— START OF Data for this task —
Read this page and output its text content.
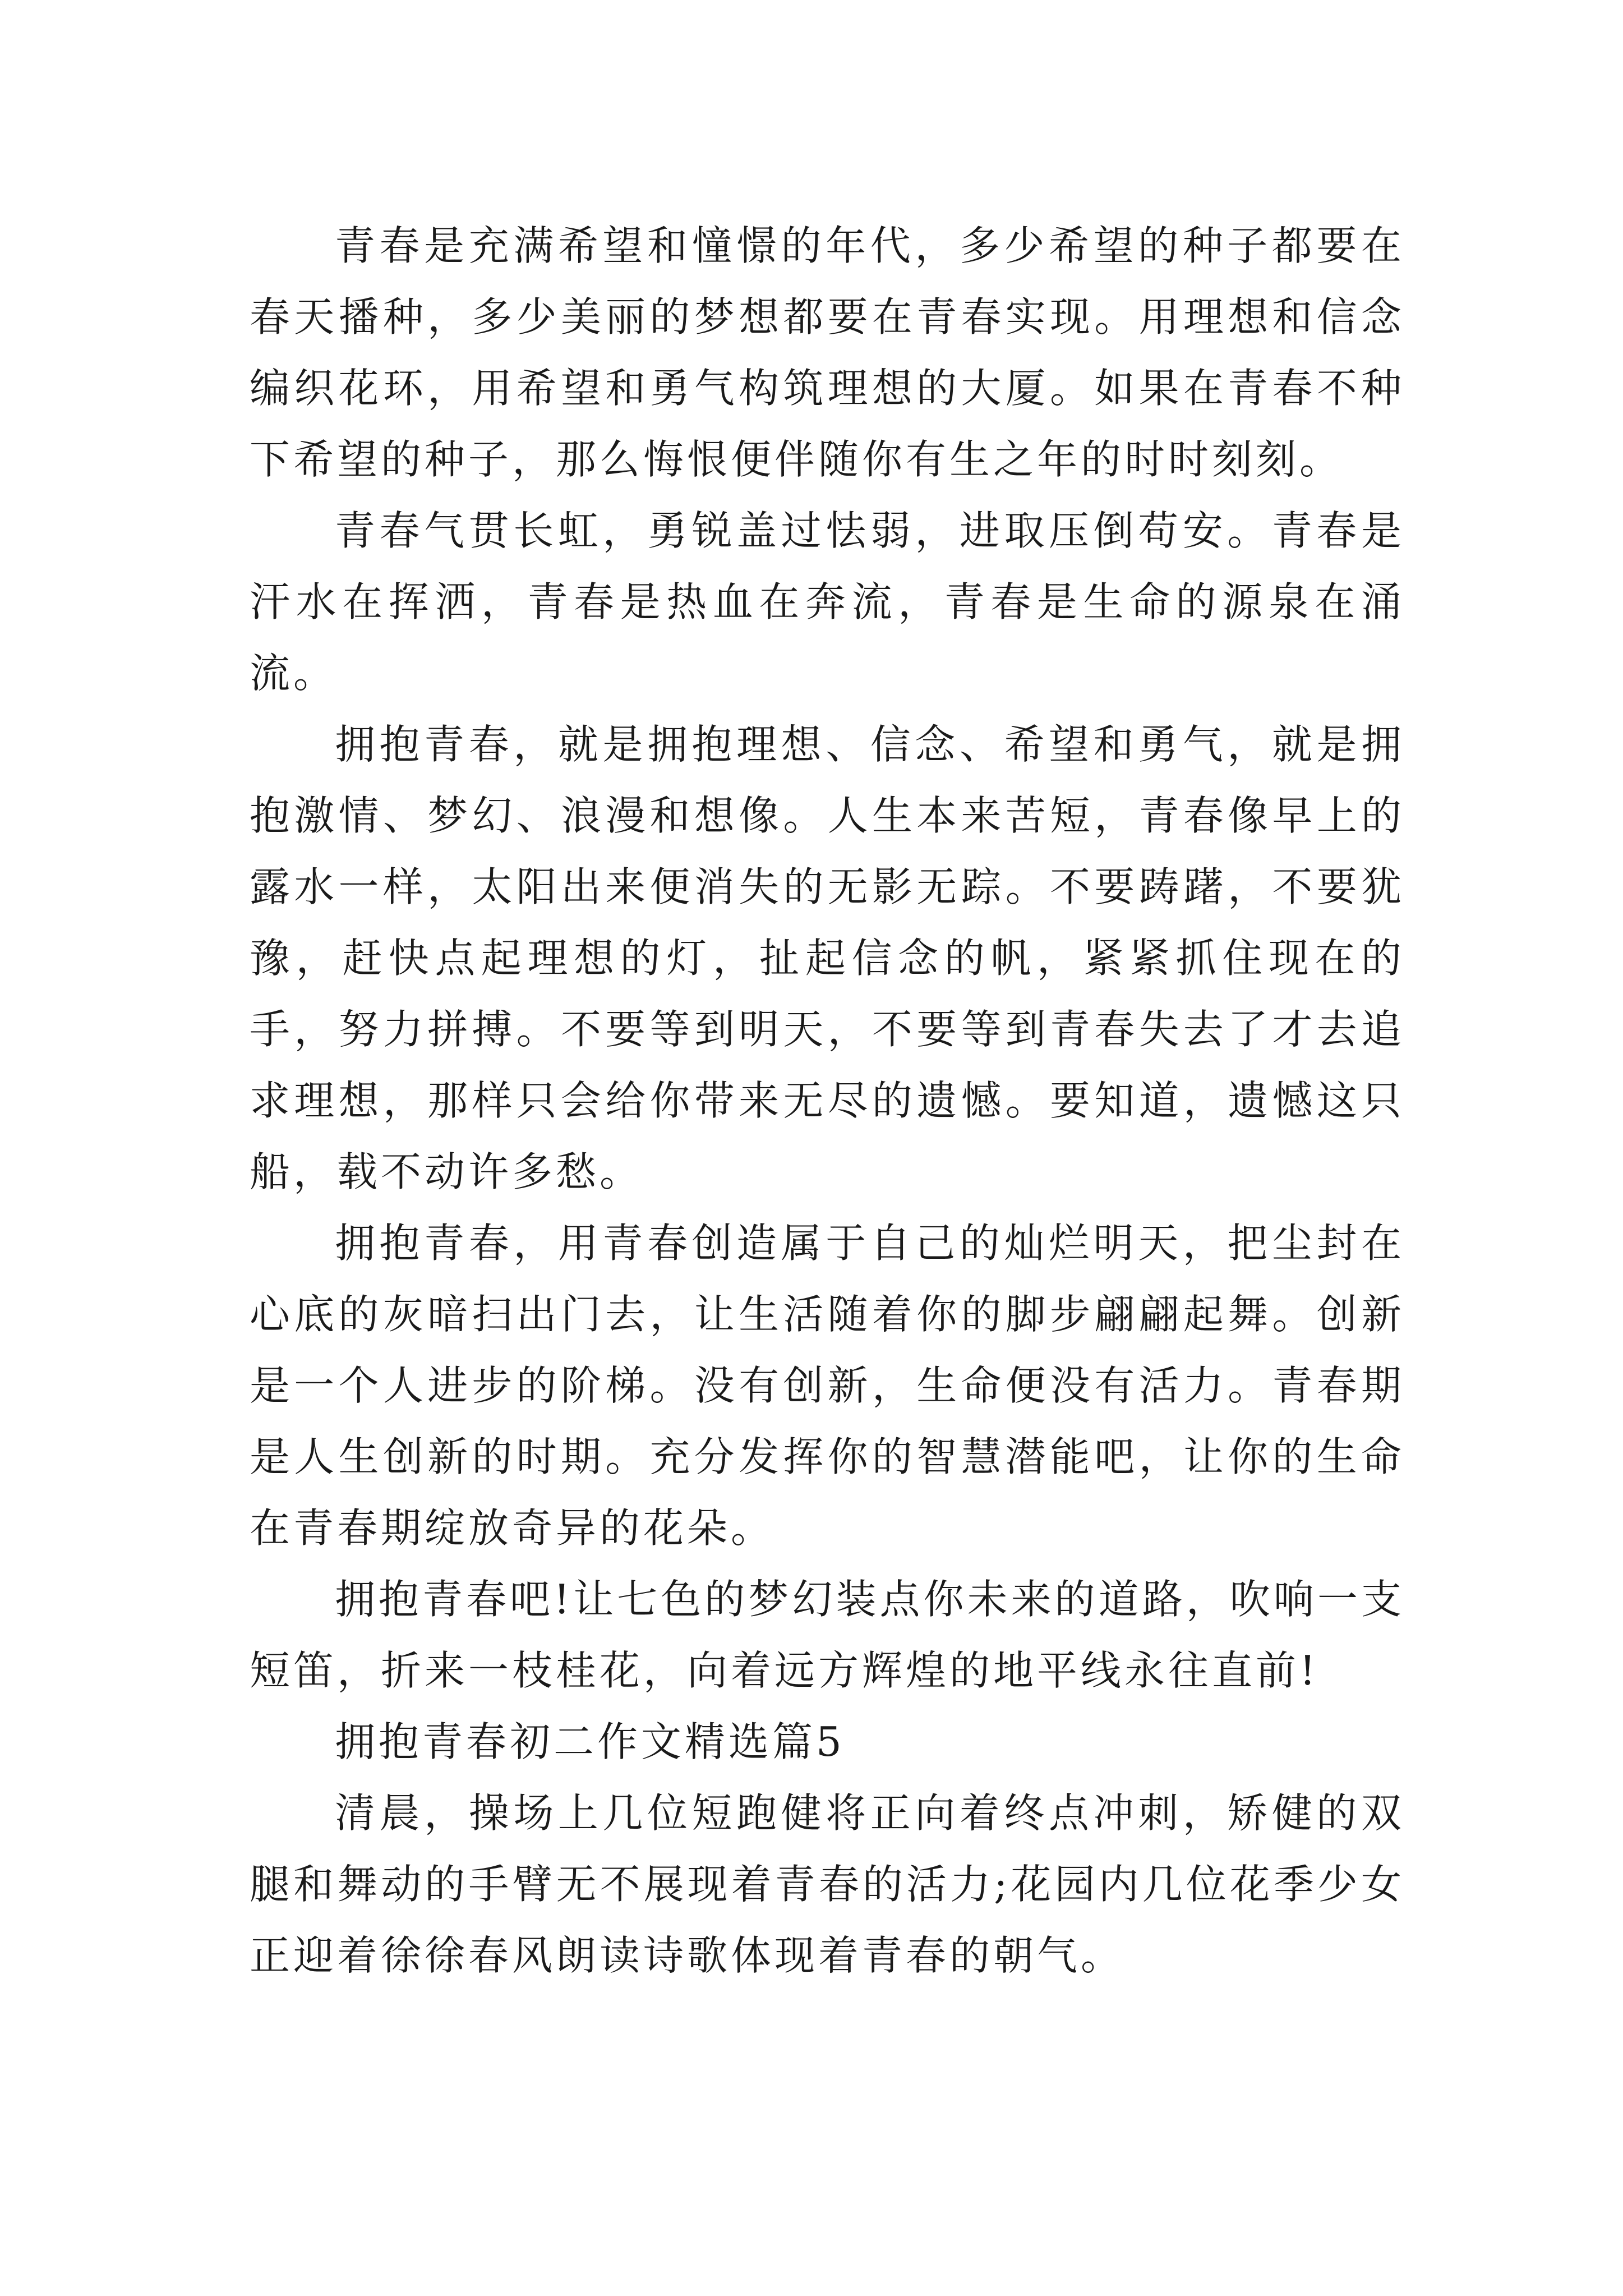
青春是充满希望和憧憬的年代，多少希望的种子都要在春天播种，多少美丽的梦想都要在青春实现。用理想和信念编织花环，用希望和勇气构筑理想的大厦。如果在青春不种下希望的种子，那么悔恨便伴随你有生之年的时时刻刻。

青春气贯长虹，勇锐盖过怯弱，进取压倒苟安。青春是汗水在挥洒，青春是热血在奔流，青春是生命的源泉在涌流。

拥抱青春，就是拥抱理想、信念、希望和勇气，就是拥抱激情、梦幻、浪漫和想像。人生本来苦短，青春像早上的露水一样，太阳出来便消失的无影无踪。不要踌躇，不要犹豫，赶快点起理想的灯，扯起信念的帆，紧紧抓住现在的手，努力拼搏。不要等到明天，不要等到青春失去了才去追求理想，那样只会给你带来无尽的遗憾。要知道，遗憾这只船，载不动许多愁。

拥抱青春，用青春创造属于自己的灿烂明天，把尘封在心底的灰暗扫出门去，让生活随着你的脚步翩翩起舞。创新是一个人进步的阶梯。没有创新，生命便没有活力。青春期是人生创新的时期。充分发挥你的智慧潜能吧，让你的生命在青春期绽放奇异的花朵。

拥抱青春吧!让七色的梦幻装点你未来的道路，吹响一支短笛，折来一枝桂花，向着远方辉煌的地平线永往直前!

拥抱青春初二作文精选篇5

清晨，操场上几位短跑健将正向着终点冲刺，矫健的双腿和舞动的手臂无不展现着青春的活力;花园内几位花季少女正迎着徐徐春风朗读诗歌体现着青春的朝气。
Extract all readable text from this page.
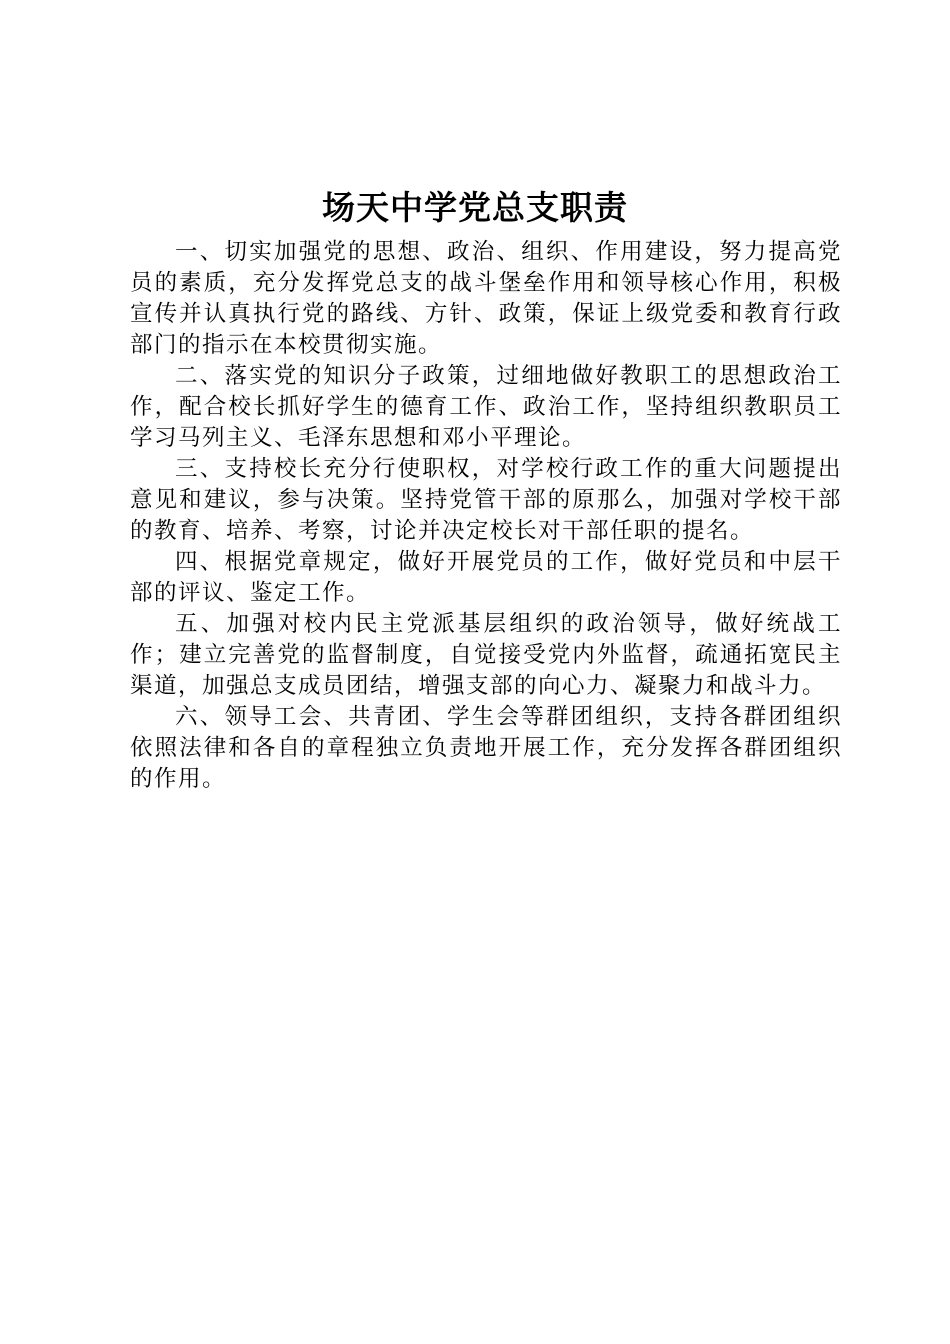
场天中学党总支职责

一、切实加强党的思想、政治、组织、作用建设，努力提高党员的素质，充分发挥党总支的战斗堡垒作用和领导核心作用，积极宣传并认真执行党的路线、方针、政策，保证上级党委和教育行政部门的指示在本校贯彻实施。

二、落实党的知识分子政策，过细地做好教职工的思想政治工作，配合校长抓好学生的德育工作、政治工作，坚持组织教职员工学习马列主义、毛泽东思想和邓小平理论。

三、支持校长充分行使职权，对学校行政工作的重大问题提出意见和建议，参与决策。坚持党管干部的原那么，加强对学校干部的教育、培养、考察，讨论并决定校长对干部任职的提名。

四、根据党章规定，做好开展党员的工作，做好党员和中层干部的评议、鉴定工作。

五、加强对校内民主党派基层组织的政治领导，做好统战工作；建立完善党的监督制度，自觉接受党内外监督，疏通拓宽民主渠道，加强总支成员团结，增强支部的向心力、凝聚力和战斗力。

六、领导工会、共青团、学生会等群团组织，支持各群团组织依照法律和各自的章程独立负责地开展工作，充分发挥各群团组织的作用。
— END OF Data for this task —
Can you repeat every record above exactly, apart from the pictures?

Read this page and output its text content.
青春是充满希望和憧憬的年代，多少希望的种子都要在春天播种，多少美丽的梦想都要在青春实现。用理想和信念编织花环，用希望和勇气构筑理想的大厦。如果在青春不种下希望的种子，那么悔恨便伴随你有生之年的时时刻刻。

青春气贯长虹，勇锐盖过怯弱，进取压倒苟安。青春是汗水在挥洒，青春是热血在奔流，青春是生命的源泉在涌流。

拥抱青春，就是拥抱理想、信念、希望和勇气，就是拥抱激情、梦幻、浪漫和想像。人生本来苦短，青春像早上的露水一样，太阳出来便消失的无影无踪。不要踌躇，不要犹豫，赶快点起理想的灯，扯起信念的帆，紧紧抓住现在的手，努力拼搏。不要等到明天，不要等到青春失去了才去追求理想，那样只会给你带来无尽的遗憾。要知道，遗憾这只船，载不动许多愁。

拥抱青春，用青春创造属于自己的灿烂明天，把尘封在心底的灰暗扫出门去，让生活随着你的脚步翩翩起舞。创新是一个人进步的阶梯。没有创新，生命便没有活力。青春期是人生创新的时期。充分发挥你的智慧潜能吧，让你的生命在青春期绽放奇异的花朵。

拥抱青春吧!让七色的梦幻装点你未来的道路，吹响一支短笛，折来一枝桂花，向着远方辉煌的地平线永往直前!

拥抱青春初二作文精选篇5

清晨，操场上几位短跑健将正向着终点冲刺，矫健的双腿和舞动的手臂无不展现着青春的活力;花园内几位花季少女正迎着徐徐春风朗读诗歌体现着青春的朝气。
Extract all readable text from this page.
场天中学党总支职责

一、切实加强党的思想、政治、组织、作用建设，努力提高党员的素质，充分发挥党总支的战斗堡垒作用和领导核心作用，积极宣传并认真执行党的路线、方针、政策，保证上级党委和教育行政部门的指示在本校贯彻实施。

二、落实党的知识分子政策，过细地做好教职工的思想政治工作，配合校长抓好学生的德育工作、政治工作，坚持组织教职员工学习马列主义、毛泽东思想和邓小平理论。

三、支持校长充分行使职权，对学校行政工作的重大问题提出意见和建议，参与决策。坚持党管干部的原那么，加强对学校干部的教育、培养、考察，讨论并决定校长对干部任职的提名。

四、根据党章规定，做好开展党员的工作，做好党员和中层干部的评议、鉴定工作。

五、加强对校内民主党派基层组织的政治领导，做好统战工作；建立完善党的监督制度，自觉接受党内外监督，疏通拓宽民主渠道，加强总支成员团结，增强支部的向心力、凝聚力和战斗力。

六、领导工会、共青团、学生会等群团组织，支持各群团组织依照法律和各自的章程独立负责地开展工作，充分发挥各群团组织的作用。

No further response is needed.